_Requirements_
Look through the data below. Show each line where the string "PROGRAMA" occurs.

:::::

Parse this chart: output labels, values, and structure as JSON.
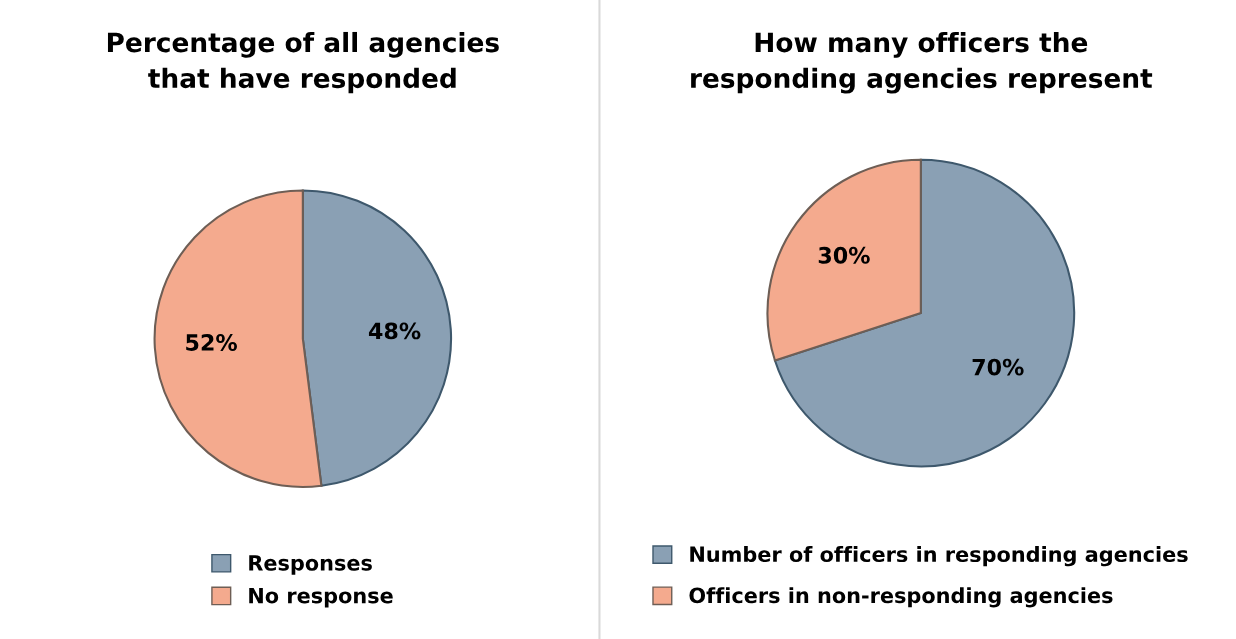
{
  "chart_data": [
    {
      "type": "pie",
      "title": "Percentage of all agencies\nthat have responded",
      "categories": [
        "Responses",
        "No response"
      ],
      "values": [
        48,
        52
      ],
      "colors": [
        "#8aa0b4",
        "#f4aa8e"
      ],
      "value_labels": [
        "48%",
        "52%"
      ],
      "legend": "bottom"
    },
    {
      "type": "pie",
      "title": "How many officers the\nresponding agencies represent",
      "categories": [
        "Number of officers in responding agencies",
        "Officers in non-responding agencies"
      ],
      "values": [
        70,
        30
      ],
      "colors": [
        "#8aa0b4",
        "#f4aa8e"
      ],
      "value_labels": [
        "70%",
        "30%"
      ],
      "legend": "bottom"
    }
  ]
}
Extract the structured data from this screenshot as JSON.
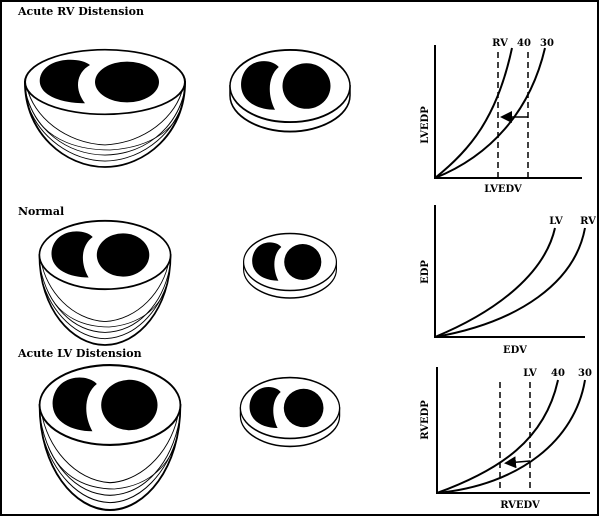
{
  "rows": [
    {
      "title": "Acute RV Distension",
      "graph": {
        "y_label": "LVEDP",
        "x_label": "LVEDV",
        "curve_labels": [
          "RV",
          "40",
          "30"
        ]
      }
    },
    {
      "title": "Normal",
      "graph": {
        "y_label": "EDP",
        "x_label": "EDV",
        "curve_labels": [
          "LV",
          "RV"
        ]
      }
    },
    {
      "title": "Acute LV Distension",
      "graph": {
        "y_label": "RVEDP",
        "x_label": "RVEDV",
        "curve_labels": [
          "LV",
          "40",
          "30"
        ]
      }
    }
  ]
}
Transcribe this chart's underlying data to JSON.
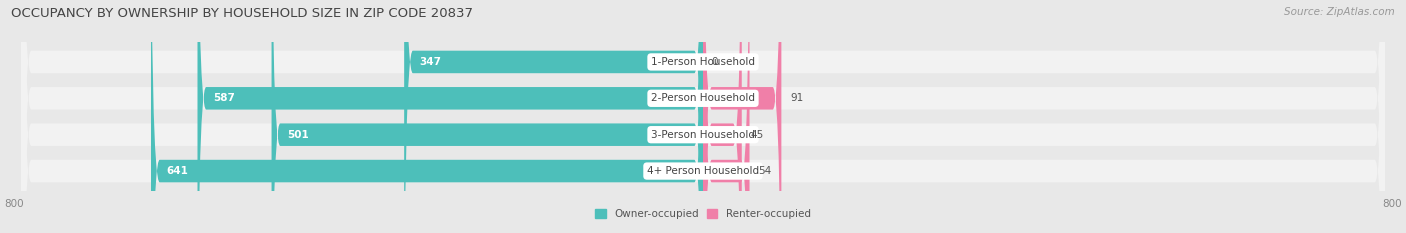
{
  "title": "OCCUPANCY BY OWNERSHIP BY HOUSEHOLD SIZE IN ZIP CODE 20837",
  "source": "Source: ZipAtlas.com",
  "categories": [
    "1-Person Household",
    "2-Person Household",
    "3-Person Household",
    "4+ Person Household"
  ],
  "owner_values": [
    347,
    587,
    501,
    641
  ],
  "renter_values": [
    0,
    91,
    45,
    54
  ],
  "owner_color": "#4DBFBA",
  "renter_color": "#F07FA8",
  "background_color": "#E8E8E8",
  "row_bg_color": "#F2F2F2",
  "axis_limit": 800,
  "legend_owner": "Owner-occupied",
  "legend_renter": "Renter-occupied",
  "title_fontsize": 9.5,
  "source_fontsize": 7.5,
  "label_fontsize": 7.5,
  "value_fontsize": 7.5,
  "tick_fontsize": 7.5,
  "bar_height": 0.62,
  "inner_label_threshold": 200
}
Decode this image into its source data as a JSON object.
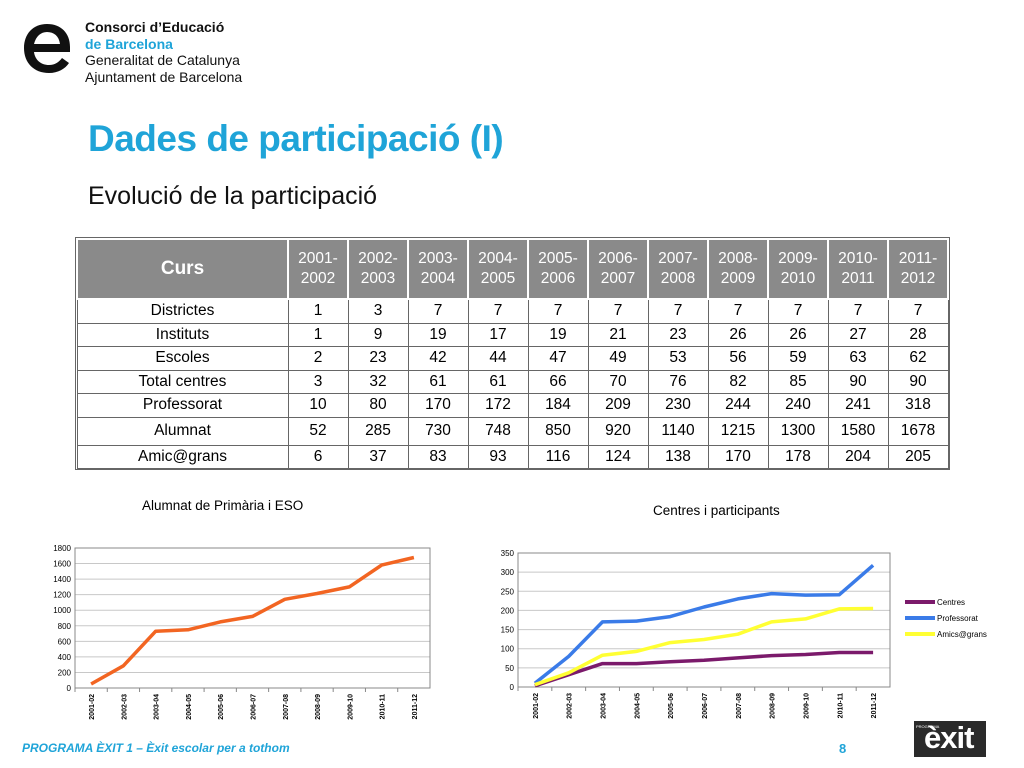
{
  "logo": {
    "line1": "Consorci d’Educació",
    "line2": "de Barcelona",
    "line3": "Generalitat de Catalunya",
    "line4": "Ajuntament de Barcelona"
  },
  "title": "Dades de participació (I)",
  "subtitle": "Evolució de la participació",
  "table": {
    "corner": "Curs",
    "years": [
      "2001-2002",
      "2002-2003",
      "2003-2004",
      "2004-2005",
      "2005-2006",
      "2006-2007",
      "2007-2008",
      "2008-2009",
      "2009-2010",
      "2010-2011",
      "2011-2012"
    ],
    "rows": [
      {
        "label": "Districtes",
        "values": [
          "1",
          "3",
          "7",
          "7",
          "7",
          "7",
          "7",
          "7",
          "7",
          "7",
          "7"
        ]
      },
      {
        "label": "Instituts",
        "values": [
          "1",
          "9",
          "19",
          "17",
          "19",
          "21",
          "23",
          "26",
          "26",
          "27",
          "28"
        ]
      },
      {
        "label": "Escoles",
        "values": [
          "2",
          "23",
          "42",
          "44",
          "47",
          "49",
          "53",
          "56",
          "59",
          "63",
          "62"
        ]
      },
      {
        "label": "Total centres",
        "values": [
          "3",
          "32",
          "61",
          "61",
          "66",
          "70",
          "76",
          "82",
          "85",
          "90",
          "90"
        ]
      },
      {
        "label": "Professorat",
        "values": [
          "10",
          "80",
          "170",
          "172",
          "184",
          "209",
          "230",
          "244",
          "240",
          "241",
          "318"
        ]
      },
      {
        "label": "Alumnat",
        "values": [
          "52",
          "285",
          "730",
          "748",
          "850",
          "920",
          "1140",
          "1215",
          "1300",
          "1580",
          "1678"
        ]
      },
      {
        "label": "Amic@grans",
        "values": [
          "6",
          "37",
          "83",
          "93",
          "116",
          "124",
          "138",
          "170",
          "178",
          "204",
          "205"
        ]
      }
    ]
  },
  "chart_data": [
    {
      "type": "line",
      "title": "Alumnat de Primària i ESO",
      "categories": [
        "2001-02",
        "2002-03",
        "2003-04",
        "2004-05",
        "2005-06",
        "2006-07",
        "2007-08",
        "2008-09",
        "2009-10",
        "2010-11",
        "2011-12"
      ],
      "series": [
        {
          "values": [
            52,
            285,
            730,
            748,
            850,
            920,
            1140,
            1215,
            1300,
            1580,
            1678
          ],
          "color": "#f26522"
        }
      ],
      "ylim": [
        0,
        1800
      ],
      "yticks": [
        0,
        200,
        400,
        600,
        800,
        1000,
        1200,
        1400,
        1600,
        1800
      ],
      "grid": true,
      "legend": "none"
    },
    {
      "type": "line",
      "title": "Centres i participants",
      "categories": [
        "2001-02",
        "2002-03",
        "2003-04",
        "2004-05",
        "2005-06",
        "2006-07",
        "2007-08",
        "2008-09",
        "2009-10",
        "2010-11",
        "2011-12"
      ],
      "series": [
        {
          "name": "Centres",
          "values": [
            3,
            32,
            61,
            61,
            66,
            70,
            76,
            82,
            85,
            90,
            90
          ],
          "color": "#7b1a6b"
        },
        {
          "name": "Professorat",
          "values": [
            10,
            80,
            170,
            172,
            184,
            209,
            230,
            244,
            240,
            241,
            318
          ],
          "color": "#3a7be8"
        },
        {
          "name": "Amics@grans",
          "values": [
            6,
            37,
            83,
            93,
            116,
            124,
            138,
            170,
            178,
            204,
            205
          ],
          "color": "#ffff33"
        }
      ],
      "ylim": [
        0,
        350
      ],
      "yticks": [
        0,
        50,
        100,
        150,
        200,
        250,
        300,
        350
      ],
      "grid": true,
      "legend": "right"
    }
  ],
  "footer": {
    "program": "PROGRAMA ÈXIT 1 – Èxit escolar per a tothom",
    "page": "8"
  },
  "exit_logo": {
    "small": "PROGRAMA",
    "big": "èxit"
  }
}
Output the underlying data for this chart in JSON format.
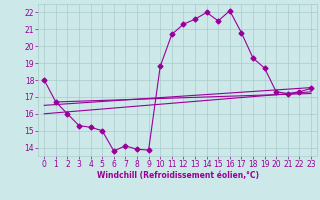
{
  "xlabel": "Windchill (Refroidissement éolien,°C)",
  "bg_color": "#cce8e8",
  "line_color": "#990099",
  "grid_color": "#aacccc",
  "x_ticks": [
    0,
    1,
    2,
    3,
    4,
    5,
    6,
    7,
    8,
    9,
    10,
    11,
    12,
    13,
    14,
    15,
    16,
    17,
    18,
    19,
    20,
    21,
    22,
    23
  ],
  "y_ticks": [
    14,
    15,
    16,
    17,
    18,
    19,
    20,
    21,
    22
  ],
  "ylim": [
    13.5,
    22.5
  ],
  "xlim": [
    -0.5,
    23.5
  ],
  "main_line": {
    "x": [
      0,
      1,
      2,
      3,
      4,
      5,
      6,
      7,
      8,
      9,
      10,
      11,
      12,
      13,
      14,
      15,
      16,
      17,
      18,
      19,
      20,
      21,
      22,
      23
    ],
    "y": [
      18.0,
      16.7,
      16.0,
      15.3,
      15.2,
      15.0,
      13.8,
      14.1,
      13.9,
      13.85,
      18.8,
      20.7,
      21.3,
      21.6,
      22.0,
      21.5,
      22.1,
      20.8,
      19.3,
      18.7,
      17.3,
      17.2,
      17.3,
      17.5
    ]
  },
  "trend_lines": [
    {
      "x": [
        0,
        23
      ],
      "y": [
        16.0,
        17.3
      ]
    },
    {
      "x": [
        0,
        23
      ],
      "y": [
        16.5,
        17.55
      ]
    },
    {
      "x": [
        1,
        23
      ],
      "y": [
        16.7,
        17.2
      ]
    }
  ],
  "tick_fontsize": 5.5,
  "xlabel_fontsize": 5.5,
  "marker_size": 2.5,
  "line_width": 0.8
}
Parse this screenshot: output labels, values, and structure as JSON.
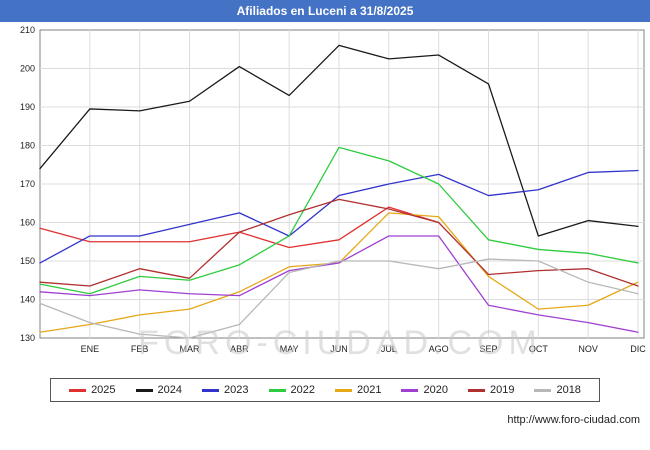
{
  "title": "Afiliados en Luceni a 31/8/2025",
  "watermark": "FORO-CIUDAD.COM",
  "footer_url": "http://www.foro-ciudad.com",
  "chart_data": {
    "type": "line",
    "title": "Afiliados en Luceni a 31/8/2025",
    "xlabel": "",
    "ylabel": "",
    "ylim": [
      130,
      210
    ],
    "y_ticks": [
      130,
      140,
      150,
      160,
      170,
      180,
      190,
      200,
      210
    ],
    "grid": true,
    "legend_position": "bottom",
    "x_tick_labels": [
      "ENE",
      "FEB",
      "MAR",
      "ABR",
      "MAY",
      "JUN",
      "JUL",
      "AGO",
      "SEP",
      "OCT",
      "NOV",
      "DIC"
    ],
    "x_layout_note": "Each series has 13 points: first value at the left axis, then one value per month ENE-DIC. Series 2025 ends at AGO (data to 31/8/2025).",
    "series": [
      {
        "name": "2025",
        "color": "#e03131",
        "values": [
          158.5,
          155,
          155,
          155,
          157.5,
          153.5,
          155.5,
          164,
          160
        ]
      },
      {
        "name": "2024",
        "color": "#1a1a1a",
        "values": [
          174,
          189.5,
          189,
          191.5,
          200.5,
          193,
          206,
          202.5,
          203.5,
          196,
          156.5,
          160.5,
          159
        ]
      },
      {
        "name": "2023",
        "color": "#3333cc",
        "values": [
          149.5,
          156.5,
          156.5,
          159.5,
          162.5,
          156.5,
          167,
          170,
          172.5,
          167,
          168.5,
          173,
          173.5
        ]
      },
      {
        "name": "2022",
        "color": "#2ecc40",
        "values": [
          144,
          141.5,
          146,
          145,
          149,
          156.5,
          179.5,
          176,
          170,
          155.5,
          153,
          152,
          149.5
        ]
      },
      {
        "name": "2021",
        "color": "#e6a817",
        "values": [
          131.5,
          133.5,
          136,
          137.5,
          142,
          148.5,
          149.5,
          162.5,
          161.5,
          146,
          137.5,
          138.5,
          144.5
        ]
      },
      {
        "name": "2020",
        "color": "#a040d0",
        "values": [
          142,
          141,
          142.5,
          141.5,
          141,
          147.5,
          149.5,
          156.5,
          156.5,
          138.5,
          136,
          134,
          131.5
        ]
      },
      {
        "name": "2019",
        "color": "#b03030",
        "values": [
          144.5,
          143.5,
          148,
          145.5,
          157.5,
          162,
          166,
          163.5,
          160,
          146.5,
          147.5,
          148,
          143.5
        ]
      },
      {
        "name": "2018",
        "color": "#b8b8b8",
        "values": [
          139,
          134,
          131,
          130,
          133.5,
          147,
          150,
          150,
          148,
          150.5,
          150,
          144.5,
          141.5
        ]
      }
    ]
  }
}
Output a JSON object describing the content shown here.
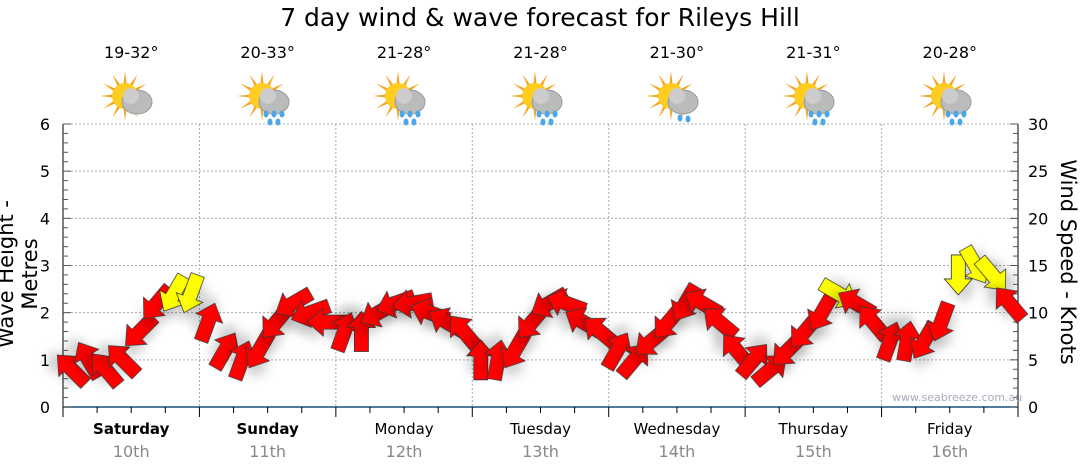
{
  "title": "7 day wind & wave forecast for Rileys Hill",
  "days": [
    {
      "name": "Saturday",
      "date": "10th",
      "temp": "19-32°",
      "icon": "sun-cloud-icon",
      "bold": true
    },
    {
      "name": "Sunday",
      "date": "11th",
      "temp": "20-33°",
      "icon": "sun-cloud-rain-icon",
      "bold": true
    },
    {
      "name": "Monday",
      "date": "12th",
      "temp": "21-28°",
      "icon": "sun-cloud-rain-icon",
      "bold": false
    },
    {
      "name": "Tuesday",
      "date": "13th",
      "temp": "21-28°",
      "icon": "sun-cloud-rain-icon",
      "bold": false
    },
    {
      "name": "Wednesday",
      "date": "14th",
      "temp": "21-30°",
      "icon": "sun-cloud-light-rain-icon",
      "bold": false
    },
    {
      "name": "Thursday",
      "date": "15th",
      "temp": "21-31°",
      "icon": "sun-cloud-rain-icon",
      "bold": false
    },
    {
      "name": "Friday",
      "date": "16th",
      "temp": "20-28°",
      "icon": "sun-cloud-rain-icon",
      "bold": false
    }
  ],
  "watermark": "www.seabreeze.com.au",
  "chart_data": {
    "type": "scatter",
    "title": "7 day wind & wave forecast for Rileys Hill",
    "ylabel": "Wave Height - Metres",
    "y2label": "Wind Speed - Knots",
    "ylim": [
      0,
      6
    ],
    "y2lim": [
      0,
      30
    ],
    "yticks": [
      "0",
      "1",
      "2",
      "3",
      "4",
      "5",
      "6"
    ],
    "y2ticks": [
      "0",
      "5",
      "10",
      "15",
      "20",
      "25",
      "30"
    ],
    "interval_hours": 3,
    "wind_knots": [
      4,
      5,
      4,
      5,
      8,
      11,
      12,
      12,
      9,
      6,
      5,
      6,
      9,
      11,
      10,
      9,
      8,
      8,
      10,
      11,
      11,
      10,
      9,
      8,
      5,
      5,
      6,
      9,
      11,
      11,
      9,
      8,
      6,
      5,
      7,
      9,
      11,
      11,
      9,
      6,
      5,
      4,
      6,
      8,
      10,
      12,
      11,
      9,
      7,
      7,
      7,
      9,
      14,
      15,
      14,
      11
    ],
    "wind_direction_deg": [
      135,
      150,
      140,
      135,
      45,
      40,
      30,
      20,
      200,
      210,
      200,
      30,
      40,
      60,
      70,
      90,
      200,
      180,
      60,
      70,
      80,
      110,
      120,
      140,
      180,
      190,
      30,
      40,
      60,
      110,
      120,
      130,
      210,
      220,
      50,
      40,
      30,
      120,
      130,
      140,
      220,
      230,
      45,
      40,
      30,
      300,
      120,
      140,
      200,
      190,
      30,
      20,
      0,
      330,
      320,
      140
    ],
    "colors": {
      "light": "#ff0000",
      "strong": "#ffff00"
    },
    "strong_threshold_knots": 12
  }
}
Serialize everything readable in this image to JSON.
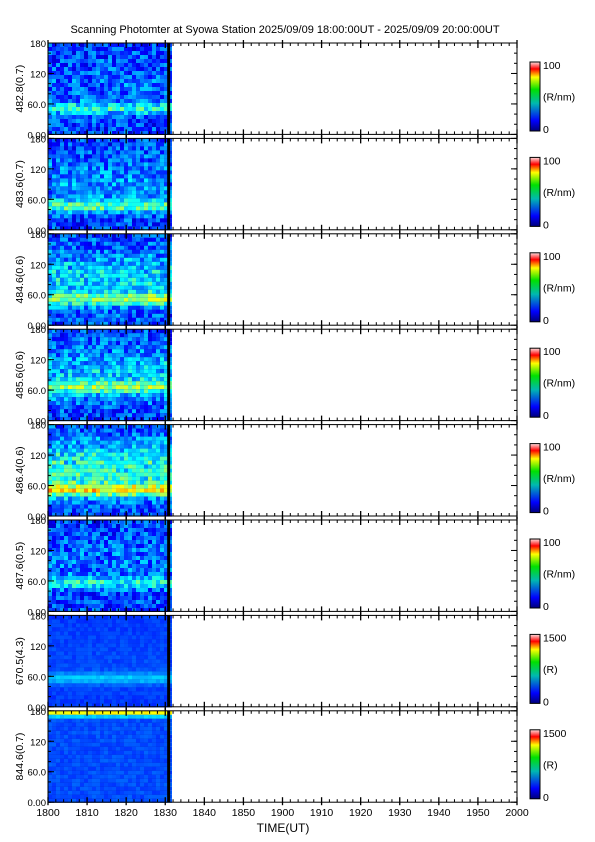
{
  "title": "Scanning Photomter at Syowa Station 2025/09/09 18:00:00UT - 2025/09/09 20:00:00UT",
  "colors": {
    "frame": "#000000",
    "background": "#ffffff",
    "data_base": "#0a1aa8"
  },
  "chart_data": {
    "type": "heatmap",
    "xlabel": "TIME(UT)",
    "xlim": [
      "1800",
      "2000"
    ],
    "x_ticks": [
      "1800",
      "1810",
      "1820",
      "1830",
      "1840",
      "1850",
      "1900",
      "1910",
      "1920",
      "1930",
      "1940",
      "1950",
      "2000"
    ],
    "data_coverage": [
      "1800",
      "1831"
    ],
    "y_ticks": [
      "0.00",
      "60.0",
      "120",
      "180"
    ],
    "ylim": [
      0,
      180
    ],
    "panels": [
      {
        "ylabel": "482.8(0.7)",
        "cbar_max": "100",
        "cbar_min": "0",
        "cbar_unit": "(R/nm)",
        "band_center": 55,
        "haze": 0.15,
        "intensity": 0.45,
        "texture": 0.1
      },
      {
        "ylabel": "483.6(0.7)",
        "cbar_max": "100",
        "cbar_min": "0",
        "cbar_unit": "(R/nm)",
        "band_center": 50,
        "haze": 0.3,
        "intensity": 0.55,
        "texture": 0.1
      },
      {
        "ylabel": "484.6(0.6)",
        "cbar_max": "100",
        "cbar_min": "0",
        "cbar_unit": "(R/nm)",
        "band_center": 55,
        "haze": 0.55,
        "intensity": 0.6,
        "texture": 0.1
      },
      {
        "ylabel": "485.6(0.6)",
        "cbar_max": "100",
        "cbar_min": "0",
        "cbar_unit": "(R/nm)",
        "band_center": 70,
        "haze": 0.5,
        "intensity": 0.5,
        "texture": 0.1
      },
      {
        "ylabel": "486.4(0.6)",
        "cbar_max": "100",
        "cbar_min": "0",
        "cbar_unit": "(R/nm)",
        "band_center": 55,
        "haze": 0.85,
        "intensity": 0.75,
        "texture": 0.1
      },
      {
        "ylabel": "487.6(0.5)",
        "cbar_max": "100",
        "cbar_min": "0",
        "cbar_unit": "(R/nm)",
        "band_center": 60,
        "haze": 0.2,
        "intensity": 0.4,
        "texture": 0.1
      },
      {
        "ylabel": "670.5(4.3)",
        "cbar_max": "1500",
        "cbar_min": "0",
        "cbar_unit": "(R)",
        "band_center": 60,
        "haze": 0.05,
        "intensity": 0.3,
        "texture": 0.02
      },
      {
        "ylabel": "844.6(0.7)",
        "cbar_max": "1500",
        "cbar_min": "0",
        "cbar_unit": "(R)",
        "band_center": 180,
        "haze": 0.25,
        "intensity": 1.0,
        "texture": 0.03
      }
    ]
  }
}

:::::

_Solution for this task_
    "program": "PROGRAMA ÈXIT 1 – Èxit escolar per a tothom",
    "small": "PROGRAMA",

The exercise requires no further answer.